• [TASK GOAL]:
Every line below is to be copied exactly, with the pictures left out.

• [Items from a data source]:
┌──

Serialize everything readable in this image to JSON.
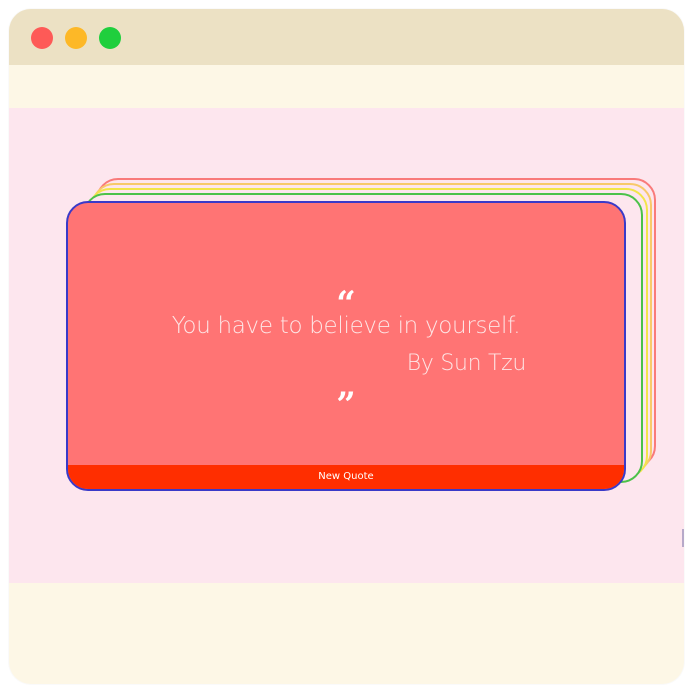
{
  "window": {
    "controls": [
      "close",
      "minimize",
      "maximize"
    ]
  },
  "quote_card": {
    "open_quote": "“",
    "text": "You have to believe in yourself.",
    "author": "By Sun Tzu",
    "close_quote": "”",
    "button_label": "New Quote"
  },
  "colors": {
    "card_fill": "#ff7474",
    "button_fill": "#ff2e00",
    "page_background": "#fde6ee",
    "titlebar": "#ece1c4",
    "stack_outlines": [
      "#f97a7a",
      "#f8c96a",
      "#f2e54a",
      "#4cc24a",
      "#3a3ac8"
    ]
  }
}
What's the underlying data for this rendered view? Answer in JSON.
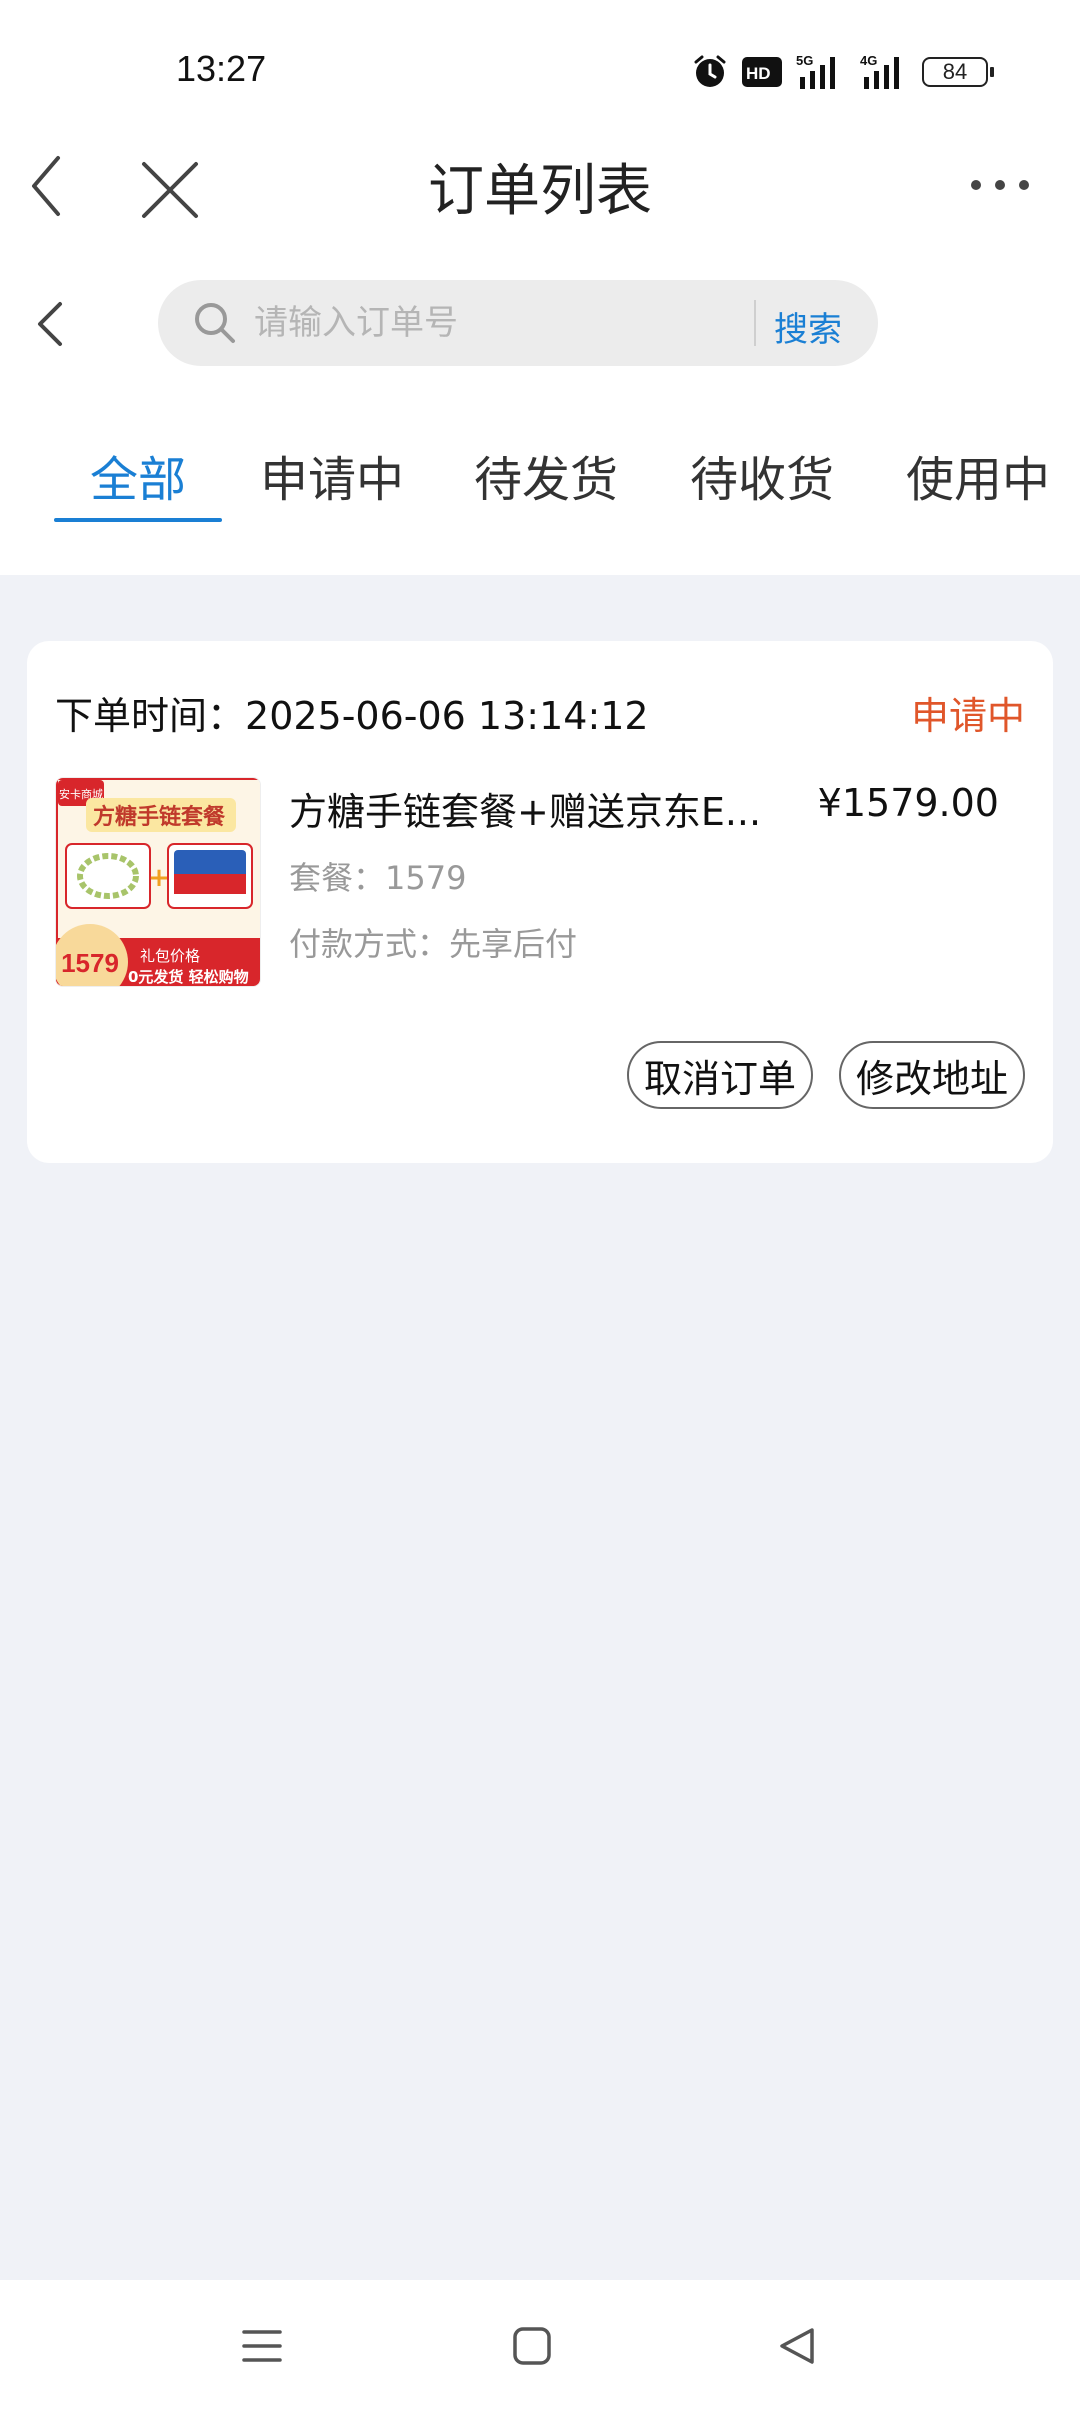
{
  "status_bar": {
    "time": "13:27",
    "icons": [
      "alarm-icon",
      "hd-icon",
      "5g-signal-icon",
      "4g-signal-icon"
    ],
    "battery": "84"
  },
  "nav": {
    "title": "订单列表"
  },
  "search": {
    "placeholder": "请输入订单号",
    "value": "",
    "button_label": "搜索"
  },
  "tabs": [
    {
      "label": "全部",
      "active": true
    },
    {
      "label": "申请中",
      "active": false
    },
    {
      "label": "待发货",
      "active": false
    },
    {
      "label": "待收货",
      "active": false
    },
    {
      "label": "使用中",
      "active": false
    }
  ],
  "order": {
    "time_label": "下单时间：",
    "time_value": "2025-06-06 13:14:12",
    "status": "申请中",
    "product_name": "方糖手链套餐+赠送京东E...",
    "price": "¥1579.00",
    "package_label": "套餐：",
    "package_value": "1579",
    "payment_label": "付款方式：",
    "payment_value": "先享后付",
    "cancel_label": "取消订单",
    "address_label": "修改地址",
    "thumb": {
      "banner": "方糖手链套餐",
      "badge": "1579",
      "logo": "安卡商城",
      "strip1": "礼包价格",
      "strip2": "0元发货 轻松购物"
    }
  },
  "colors": {
    "accent": "#1a7fd4",
    "status": "#e0562a",
    "background": "#f0f2f7"
  }
}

└──

• [OUTPUT OF THE EXERCISE]:
Serialize everything readable in this image to JSON.
{
  "window": {
    "controls": [
      "close",
      "minimize",
      "maximize"
    ]
  },
  "quote_card": {
    "open_quote": "“",
    "text": "You have to believe in yourself.",
    "author": "By Sun Tzu",
    "close_quote": "”",
    "button_label": "New Quote"
  },
  "colors": {
    "card_fill": "#ff7474",
    "button_fill": "#ff2e00",
    "page_background": "#fde6ee",
    "titlebar": "#ece1c4",
    "stack_outlines": [
      "#f97a7a",
      "#f8c96a",
      "#f2e54a",
      "#4cc24a",
      "#3a3ac8"
    ]
  }
}
What's the underlying data for this rendered view? Answer in JSON.
{
  "status_bar": {
    "time": "13:27",
    "icons": [
      "alarm-icon",
      "hd-icon",
      "5g-signal-icon",
      "4g-signal-icon"
    ],
    "battery": "84"
  },
  "nav": {
    "title": "订单列表"
  },
  "search": {
    "placeholder": "请输入订单号",
    "value": "",
    "button_label": "搜索"
  },
  "tabs": [
    {
      "label": "全部",
      "active": true
    },
    {
      "label": "申请中",
      "active": false
    },
    {
      "label": "待发货",
      "active": false
    },
    {
      "label": "待收货",
      "active": false
    },
    {
      "label": "使用中",
      "active": false
    }
  ],
  "order": {
    "time_label": "下单时间：",
    "time_value": "2025-06-06 13:14:12",
    "status": "申请中",
    "product_name": "方糖手链套餐+赠送京东E...",
    "price": "¥1579.00",
    "package_label": "套餐：",
    "package_value": "1579",
    "payment_label": "付款方式：",
    "payment_value": "先享后付",
    "cancel_label": "取消订单",
    "address_label": "修改地址",
    "thumb": {
      "banner": "方糖手链套餐",
      "badge": "1579",
      "logo": "安卡商城",
      "strip1": "礼包价格",
      "strip2": "0元发货 轻松购物"
    }
  },
  "colors": {
    "accent": "#1a7fd4",
    "status": "#e0562a",
    "background": "#f0f2f7"
  }
}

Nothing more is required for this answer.